- **Stated goal**
Please revise the listing below, changing every "texteffect-tile" to "text-effect-tile" and leaving all other text unchanged.

_ _ _ _

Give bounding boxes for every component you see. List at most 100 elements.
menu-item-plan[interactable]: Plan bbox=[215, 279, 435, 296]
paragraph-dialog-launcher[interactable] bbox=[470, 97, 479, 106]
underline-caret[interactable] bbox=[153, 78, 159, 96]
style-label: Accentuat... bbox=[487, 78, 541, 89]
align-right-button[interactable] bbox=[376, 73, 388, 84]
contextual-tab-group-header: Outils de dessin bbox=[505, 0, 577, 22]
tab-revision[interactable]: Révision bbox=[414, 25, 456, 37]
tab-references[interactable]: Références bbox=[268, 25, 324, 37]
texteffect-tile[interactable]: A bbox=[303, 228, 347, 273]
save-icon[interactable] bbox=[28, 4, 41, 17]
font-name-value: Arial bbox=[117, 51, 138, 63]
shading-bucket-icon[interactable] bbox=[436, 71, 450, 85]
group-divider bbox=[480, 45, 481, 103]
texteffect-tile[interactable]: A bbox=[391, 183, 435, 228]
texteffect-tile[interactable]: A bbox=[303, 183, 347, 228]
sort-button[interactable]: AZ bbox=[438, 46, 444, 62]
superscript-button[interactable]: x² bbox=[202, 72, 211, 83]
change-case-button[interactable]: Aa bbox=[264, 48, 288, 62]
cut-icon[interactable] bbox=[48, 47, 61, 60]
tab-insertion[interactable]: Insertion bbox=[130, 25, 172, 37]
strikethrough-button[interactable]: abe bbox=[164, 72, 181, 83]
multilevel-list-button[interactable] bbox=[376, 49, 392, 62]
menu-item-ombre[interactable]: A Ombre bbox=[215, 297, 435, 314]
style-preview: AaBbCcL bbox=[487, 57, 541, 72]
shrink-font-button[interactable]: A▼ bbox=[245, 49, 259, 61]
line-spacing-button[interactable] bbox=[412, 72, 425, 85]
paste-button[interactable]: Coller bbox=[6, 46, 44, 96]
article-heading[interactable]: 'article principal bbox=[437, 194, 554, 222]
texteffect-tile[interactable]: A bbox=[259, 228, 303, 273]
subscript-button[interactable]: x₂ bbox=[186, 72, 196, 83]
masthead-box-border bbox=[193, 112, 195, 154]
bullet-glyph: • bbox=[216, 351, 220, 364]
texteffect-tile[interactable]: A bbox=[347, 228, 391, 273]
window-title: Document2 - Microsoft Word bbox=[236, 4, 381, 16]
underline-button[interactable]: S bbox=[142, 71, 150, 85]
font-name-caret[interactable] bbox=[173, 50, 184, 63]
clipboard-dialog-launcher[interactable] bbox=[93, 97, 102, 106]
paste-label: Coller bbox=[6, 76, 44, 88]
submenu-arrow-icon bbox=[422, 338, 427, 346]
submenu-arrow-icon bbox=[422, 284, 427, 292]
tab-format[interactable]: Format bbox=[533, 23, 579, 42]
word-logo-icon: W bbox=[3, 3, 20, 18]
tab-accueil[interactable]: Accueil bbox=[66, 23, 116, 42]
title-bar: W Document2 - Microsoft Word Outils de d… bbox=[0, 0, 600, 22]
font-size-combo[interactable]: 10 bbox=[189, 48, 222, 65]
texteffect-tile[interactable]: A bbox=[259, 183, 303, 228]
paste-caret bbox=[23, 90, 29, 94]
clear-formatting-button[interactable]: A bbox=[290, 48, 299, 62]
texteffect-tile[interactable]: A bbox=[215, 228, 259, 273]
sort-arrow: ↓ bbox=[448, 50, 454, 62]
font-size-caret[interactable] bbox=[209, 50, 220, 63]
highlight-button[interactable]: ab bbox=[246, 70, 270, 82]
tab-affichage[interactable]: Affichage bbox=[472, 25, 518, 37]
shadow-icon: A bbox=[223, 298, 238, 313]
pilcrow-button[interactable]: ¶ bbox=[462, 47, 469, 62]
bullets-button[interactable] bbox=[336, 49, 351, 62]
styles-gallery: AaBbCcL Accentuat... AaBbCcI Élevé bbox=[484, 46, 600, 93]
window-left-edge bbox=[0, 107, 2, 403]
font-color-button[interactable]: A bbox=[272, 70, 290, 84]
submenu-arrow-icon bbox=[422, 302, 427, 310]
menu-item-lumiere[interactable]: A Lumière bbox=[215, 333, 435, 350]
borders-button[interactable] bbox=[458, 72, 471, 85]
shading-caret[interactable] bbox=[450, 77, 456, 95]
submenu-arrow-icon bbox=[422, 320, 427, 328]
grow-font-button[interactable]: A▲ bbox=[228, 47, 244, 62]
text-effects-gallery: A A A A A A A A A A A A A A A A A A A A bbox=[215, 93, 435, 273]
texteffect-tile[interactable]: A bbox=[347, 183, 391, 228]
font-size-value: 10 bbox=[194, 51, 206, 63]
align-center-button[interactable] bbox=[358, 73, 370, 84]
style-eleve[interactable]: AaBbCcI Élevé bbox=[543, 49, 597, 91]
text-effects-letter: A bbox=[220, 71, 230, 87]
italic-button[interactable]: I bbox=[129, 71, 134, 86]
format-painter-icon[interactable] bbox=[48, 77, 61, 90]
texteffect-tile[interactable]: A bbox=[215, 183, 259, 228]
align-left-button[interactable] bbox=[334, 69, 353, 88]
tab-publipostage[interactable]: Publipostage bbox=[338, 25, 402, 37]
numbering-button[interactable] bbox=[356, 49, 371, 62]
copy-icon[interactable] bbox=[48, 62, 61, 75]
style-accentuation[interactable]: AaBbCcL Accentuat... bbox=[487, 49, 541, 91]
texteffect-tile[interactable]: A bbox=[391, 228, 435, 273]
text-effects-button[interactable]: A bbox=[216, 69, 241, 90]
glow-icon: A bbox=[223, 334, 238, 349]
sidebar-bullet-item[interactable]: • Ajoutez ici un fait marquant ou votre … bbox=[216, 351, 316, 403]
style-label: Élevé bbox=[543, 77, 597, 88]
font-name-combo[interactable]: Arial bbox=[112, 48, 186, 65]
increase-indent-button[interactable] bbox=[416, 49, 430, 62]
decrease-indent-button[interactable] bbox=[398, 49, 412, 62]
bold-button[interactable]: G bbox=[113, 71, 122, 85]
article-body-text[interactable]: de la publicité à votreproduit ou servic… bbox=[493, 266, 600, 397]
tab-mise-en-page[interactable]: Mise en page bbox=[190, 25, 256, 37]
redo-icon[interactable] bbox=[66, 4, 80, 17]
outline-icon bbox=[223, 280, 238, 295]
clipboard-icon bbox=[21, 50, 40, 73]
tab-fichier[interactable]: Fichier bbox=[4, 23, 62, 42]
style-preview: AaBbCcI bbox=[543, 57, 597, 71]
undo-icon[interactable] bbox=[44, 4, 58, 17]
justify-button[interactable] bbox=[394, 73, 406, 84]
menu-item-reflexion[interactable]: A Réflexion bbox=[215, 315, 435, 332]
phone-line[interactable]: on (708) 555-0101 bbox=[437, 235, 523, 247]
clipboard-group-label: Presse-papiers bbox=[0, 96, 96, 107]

_ _ _ _

- **The answer**
Give bounding boxes for every component you see. List at most 100 elements.
menu-item-plan[interactable]: Plan bbox=[215, 279, 435, 296]
paragraph-dialog-launcher[interactable] bbox=[470, 97, 479, 106]
underline-caret[interactable] bbox=[153, 78, 159, 96]
style-label: Accentuat... bbox=[487, 78, 541, 89]
align-right-button[interactable] bbox=[376, 73, 388, 84]
contextual-tab-group-header: Outils de dessin bbox=[505, 0, 577, 22]
tab-revision[interactable]: Révision bbox=[414, 25, 456, 37]
tab-references[interactable]: Références bbox=[268, 25, 324, 37]
text-effect-tile[interactable]: A bbox=[303, 228, 347, 273]
save-icon[interactable] bbox=[28, 4, 41, 17]
font-name-value: Arial bbox=[117, 51, 138, 63]
shading-bucket-icon[interactable] bbox=[436, 71, 450, 85]
group-divider bbox=[480, 45, 481, 103]
text-effect-tile[interactable]: A bbox=[391, 183, 435, 228]
text-effect-tile[interactable]: A bbox=[303, 183, 347, 228]
sort-button[interactable]: AZ bbox=[438, 46, 444, 62]
superscript-button[interactable]: x² bbox=[202, 72, 211, 83]
change-case-button[interactable]: Aa bbox=[264, 48, 288, 62]
cut-icon[interactable] bbox=[48, 47, 61, 60]
tab-insertion[interactable]: Insertion bbox=[130, 25, 172, 37]
strikethrough-button[interactable]: abe bbox=[164, 72, 181, 83]
multilevel-list-button[interactable] bbox=[376, 49, 392, 62]
menu-item-ombre[interactable]: A Ombre bbox=[215, 297, 435, 314]
style-preview: AaBbCcL bbox=[487, 57, 541, 72]
shrink-font-button[interactable]: A▼ bbox=[245, 49, 259, 61]
line-spacing-button[interactable] bbox=[412, 72, 425, 85]
paste-button[interactable]: Coller bbox=[6, 46, 44, 96]
article-heading[interactable]: 'article principal bbox=[437, 194, 554, 222]
text-effect-tile[interactable]: A bbox=[259, 228, 303, 273]
subscript-button[interactable]: x₂ bbox=[186, 72, 196, 83]
masthead-box-border bbox=[193, 112, 195, 154]
bullet-glyph: • bbox=[216, 351, 220, 364]
text-effect-tile[interactable]: A bbox=[347, 228, 391, 273]
window-title: Document2 - Microsoft Word bbox=[236, 4, 381, 16]
underline-button[interactable]: S bbox=[142, 71, 150, 85]
font-name-caret[interactable] bbox=[173, 50, 184, 63]
clipboard-dialog-launcher[interactable] bbox=[93, 97, 102, 106]
paste-label: Coller bbox=[6, 76, 44, 88]
submenu-arrow-icon bbox=[422, 338, 427, 346]
submenu-arrow-icon bbox=[422, 284, 427, 292]
tab-format[interactable]: Format bbox=[533, 23, 579, 42]
word-logo-icon: W bbox=[3, 3, 20, 18]
tab-accueil[interactable]: Accueil bbox=[66, 23, 116, 42]
title-bar: W Document2 - Microsoft Word Outils de d… bbox=[0, 0, 600, 22]
font-size-combo[interactable]: 10 bbox=[189, 48, 222, 65]
text-effect-tile[interactable]: A bbox=[259, 183, 303, 228]
paste-caret bbox=[23, 90, 29, 94]
clear-formatting-button[interactable]: A bbox=[290, 48, 299, 62]
text-effect-tile[interactable]: A bbox=[215, 228, 259, 273]
sort-arrow: ↓ bbox=[448, 50, 454, 62]
font-size-caret[interactable] bbox=[209, 50, 220, 63]
highlight-button[interactable]: ab bbox=[246, 70, 270, 82]
tab-affichage[interactable]: Affichage bbox=[472, 25, 518, 37]
shadow-icon: A bbox=[223, 298, 238, 313]
pilcrow-button[interactable]: ¶ bbox=[462, 47, 469, 62]
bullets-button[interactable] bbox=[336, 49, 351, 62]
styles-gallery: AaBbCcL Accentuat... AaBbCcI Élevé bbox=[484, 46, 600, 93]
window-left-edge bbox=[0, 107, 2, 403]
font-color-button[interactable]: A bbox=[272, 70, 290, 84]
submenu-arrow-icon bbox=[422, 302, 427, 310]
menu-item-lumiere[interactable]: A Lumière bbox=[215, 333, 435, 350]
borders-button[interactable] bbox=[458, 72, 471, 85]
shading-caret[interactable] bbox=[450, 77, 456, 95]
submenu-arrow-icon bbox=[422, 320, 427, 328]
grow-font-button[interactable]: A▲ bbox=[228, 47, 244, 62]
text-effects-gallery: A A A A A A A A A A A A A A A A A A A A bbox=[215, 93, 435, 273]
text-effect-tile[interactable]: A bbox=[347, 183, 391, 228]
font-size-value: 10 bbox=[194, 51, 206, 63]
align-center-button[interactable] bbox=[358, 73, 370, 84]
style-eleve[interactable]: AaBbCcI Élevé bbox=[543, 49, 597, 91]
text-effects-letter: A bbox=[220, 71, 230, 87]
italic-button[interactable]: I bbox=[129, 71, 134, 86]
format-painter-icon[interactable] bbox=[48, 77, 61, 90]
text-effect-tile[interactable]: A bbox=[215, 183, 259, 228]
align-left-button[interactable] bbox=[334, 69, 353, 88]
tab-publipostage[interactable]: Publipostage bbox=[338, 25, 402, 37]
numbering-button[interactable] bbox=[356, 49, 371, 62]
copy-icon[interactable] bbox=[48, 62, 61, 75]
style-accentuation[interactable]: AaBbCcL Accentuat... bbox=[487, 49, 541, 91]
text-effect-tile[interactable]: A bbox=[391, 228, 435, 273]
text-effects-button[interactable]: A bbox=[216, 69, 241, 90]
glow-icon: A bbox=[223, 334, 238, 349]
sidebar-bullet-item[interactable]: • Ajoutez ici un fait marquant ou votre … bbox=[216, 351, 316, 403]
style-label: Élevé bbox=[543, 77, 597, 88]
font-name-combo[interactable]: Arial bbox=[112, 48, 186, 65]
increase-indent-button[interactable] bbox=[416, 49, 430, 62]
decrease-indent-button[interactable] bbox=[398, 49, 412, 62]
bold-button[interactable]: G bbox=[113, 71, 122, 85]
article-body-text[interactable]: de la publicité à votreproduit ou servic… bbox=[493, 266, 600, 397]
tab-mise-en-page[interactable]: Mise en page bbox=[190, 25, 256, 37]
redo-icon[interactable] bbox=[66, 4, 80, 17]
outline-icon bbox=[223, 280, 238, 295]
clipboard-icon bbox=[21, 50, 40, 73]
tab-fichier[interactable]: Fichier bbox=[4, 23, 62, 42]
style-preview: AaBbCcI bbox=[543, 57, 597, 71]
undo-icon[interactable] bbox=[44, 4, 58, 17]
justify-button[interactable] bbox=[394, 73, 406, 84]
menu-item-reflexion[interactable]: A Réflexion bbox=[215, 315, 435, 332]
phone-line[interactable]: on (708) 555-0101 bbox=[437, 235, 523, 247]
clipboard-group-label: Presse-papiers bbox=[0, 96, 96, 107]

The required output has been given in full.